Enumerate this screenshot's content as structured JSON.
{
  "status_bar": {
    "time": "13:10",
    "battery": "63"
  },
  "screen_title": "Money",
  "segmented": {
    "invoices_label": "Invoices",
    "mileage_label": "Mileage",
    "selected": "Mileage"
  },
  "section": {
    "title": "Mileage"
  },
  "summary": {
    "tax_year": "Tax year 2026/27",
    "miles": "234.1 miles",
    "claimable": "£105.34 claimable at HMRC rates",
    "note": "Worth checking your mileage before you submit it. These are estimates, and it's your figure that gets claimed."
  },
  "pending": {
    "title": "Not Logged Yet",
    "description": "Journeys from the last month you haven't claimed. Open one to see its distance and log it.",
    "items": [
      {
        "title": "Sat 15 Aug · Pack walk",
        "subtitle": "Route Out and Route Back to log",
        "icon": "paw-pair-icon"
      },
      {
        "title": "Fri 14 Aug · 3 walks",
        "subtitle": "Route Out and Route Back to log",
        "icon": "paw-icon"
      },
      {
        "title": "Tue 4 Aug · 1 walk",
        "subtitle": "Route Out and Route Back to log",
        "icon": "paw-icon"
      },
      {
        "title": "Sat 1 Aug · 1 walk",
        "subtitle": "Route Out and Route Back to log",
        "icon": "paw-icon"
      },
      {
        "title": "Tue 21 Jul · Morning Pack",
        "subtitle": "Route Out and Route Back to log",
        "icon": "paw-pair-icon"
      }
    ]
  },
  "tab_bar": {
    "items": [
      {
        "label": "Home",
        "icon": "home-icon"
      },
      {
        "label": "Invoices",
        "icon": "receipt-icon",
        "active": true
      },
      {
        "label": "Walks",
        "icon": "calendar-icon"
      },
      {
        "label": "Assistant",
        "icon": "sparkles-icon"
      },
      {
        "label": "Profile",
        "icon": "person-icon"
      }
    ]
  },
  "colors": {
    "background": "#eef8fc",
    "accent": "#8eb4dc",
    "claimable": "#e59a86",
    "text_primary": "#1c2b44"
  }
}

☆ ☆ ☆ ☆ ☆

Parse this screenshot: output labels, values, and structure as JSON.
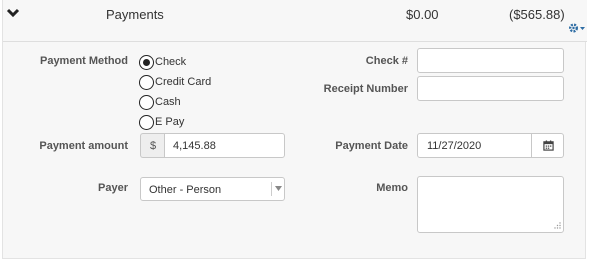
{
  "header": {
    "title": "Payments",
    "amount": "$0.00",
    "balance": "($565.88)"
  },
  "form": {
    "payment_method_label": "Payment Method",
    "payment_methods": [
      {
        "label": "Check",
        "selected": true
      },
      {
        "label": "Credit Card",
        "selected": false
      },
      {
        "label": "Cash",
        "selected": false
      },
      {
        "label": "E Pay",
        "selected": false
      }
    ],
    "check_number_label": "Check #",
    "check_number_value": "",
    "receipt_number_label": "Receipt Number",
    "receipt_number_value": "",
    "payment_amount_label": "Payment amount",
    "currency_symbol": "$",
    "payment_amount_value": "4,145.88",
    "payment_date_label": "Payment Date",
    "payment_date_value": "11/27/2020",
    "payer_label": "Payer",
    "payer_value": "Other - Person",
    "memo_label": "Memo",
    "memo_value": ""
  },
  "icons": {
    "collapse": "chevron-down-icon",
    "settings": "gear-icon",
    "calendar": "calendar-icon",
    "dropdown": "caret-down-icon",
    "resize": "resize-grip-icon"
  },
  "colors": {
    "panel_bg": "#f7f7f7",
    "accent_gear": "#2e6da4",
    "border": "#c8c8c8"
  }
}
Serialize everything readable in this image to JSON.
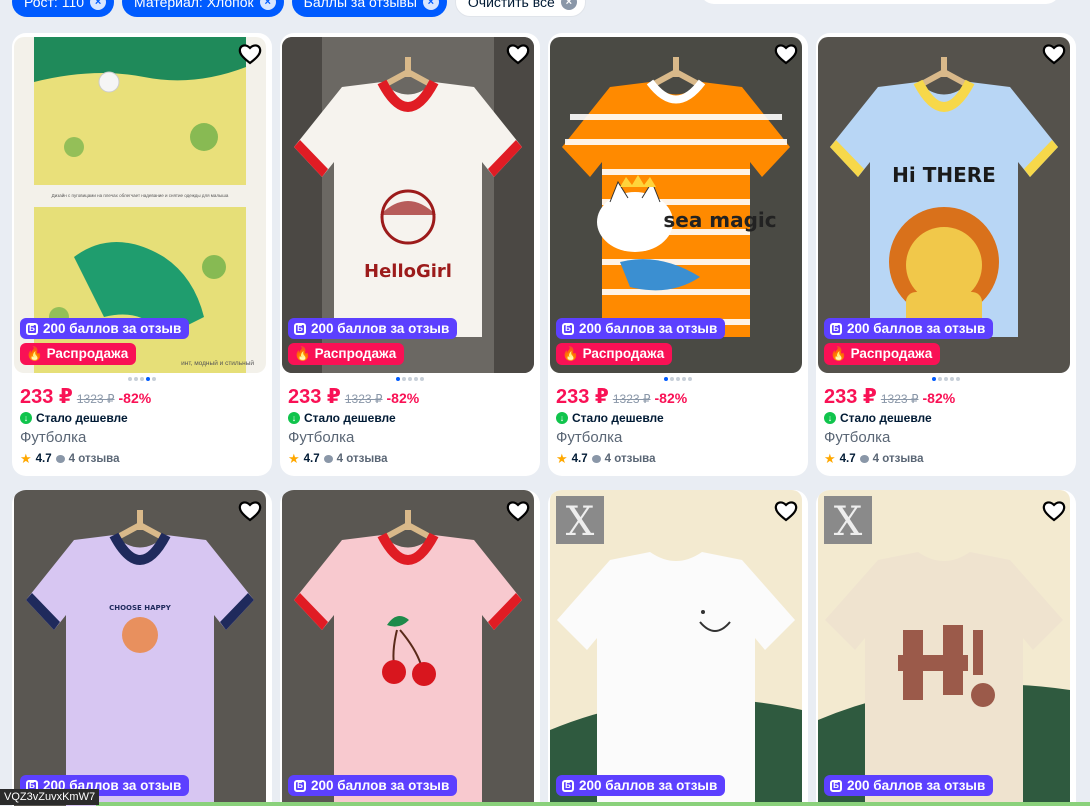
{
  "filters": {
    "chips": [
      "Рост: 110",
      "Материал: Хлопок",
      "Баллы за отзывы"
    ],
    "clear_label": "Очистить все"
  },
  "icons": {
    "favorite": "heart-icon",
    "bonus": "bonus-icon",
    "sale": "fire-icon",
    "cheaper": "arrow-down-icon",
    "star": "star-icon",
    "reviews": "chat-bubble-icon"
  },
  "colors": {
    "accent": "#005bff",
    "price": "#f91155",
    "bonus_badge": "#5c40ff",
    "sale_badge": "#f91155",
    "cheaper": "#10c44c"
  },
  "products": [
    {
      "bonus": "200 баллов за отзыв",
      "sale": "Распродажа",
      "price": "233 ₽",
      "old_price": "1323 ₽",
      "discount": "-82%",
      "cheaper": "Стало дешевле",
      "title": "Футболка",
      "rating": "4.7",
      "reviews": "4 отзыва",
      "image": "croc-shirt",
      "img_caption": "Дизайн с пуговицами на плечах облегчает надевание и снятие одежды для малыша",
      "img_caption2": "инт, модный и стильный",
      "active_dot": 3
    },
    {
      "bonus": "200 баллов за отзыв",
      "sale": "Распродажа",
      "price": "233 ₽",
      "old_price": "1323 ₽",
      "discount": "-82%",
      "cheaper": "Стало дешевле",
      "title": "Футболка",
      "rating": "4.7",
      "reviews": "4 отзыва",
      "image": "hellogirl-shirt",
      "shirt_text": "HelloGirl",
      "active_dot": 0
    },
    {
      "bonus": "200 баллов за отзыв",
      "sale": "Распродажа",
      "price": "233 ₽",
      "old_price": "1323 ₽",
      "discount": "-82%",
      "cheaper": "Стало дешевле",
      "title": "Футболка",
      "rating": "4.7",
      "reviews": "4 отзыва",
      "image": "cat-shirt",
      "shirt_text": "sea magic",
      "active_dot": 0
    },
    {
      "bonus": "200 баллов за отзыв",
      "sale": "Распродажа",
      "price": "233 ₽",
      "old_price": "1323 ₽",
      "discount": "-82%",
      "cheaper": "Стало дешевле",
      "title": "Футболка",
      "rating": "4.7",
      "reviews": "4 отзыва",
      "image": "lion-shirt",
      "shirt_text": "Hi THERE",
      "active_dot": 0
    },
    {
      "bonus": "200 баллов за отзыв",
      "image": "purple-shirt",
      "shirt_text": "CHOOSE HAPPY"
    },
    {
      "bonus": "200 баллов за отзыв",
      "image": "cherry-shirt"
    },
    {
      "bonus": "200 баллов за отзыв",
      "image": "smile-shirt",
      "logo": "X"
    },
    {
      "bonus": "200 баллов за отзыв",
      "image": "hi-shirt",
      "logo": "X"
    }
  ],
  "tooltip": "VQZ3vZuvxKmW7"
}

☆ ☆ ☆ ☆ ☆

■ **Exercise directions**: Each line that has the word "Pack" should be copied.

■ **Answer for this exercise**:
        "title": "Sat 15 Aug · Pack walk",
        "title": "Tue 21 Jul · Morning Pack",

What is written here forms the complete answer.